▶ [Aim of the exercise] Count how many lines of the material below contain the string "screenshot", with case counting, and reply with that number alone.

▶ [Records provided]
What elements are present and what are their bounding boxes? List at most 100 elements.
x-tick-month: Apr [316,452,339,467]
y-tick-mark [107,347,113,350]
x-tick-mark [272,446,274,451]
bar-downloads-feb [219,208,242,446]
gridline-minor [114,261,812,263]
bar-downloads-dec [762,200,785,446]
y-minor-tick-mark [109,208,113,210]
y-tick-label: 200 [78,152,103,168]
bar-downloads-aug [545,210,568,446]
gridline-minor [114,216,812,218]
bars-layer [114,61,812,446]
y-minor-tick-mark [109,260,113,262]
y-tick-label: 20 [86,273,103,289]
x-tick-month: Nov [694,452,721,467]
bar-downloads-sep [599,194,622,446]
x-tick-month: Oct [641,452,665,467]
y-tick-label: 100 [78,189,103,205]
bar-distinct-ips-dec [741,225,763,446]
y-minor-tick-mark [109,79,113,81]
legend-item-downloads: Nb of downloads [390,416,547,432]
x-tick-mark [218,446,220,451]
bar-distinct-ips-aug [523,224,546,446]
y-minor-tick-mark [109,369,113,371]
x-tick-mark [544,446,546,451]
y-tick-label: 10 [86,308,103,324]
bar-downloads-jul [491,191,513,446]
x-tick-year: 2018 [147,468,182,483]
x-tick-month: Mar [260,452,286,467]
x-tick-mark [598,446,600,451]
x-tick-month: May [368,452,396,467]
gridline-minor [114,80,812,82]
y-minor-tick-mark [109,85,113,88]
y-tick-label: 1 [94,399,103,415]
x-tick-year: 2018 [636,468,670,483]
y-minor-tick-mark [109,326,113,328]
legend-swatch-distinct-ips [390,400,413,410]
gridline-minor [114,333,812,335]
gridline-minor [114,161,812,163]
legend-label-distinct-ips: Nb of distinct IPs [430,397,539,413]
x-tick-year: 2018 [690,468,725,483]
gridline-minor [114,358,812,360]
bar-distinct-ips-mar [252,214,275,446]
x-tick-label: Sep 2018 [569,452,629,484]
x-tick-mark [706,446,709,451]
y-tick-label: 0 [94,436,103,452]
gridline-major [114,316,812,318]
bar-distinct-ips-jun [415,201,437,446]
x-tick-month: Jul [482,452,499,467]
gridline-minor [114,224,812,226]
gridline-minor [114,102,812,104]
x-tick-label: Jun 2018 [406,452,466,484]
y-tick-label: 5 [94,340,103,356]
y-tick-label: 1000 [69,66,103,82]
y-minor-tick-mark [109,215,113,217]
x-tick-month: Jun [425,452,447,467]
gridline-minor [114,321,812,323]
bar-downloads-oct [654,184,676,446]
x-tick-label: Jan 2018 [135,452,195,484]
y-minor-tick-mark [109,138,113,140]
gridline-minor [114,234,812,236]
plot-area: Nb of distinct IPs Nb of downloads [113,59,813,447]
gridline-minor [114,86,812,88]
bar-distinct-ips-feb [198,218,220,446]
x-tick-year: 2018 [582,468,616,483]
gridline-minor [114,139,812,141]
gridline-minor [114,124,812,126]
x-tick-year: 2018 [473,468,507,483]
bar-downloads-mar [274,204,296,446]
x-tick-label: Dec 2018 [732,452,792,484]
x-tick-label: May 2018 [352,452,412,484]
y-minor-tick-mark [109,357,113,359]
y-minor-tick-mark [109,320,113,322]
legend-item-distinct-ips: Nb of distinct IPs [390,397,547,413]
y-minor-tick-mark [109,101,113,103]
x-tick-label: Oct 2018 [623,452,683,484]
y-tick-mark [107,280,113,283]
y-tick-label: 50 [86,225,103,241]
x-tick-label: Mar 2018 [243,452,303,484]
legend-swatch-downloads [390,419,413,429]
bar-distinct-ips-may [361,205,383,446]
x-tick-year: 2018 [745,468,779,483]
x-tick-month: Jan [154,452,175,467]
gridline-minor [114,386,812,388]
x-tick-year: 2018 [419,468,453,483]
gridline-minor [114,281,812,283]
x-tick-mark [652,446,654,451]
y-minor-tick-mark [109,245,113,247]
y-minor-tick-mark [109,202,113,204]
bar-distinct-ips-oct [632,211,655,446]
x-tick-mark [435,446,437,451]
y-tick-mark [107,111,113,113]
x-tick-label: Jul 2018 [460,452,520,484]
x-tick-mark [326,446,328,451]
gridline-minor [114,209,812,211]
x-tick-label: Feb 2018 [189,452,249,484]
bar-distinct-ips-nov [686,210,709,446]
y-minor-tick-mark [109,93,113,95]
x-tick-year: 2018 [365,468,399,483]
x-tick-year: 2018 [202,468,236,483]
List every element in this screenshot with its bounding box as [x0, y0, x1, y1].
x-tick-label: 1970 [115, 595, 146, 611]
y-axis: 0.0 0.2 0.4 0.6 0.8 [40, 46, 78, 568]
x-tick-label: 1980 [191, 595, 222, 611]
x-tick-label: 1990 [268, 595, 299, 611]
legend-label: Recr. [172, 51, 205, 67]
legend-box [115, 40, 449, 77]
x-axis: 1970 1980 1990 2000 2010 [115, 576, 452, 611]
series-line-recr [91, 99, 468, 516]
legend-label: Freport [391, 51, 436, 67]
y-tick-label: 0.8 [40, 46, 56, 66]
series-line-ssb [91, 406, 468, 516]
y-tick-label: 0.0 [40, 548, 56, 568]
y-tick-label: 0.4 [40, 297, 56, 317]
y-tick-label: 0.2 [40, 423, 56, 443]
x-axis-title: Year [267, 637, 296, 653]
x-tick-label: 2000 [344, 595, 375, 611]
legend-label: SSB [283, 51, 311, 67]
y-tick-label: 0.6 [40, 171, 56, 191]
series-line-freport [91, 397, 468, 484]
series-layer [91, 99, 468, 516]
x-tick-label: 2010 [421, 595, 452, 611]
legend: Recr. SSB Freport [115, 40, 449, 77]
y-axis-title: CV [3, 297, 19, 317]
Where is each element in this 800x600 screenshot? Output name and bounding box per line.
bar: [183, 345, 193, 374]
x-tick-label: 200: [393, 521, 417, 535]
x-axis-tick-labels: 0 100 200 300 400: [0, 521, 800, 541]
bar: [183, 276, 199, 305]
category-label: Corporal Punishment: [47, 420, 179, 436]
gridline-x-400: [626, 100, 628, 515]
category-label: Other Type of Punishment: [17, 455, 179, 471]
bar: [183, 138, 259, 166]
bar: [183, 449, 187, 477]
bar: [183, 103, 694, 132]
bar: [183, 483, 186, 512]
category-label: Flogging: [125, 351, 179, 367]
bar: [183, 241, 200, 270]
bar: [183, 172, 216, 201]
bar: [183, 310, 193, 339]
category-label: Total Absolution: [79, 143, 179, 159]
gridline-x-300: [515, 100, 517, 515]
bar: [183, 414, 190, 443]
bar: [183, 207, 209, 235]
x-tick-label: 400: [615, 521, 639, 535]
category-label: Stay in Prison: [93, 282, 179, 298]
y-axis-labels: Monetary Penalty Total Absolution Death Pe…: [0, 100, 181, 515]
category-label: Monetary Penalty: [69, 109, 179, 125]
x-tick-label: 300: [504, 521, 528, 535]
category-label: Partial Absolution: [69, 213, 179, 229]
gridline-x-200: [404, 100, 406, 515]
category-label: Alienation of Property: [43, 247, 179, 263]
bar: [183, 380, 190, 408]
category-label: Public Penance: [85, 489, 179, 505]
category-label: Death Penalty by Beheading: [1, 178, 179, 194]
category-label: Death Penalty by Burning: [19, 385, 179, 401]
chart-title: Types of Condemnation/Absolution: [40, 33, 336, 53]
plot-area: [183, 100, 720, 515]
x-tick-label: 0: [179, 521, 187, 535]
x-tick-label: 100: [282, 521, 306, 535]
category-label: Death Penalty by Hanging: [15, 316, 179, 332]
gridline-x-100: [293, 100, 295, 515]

▶ [Complete response] 2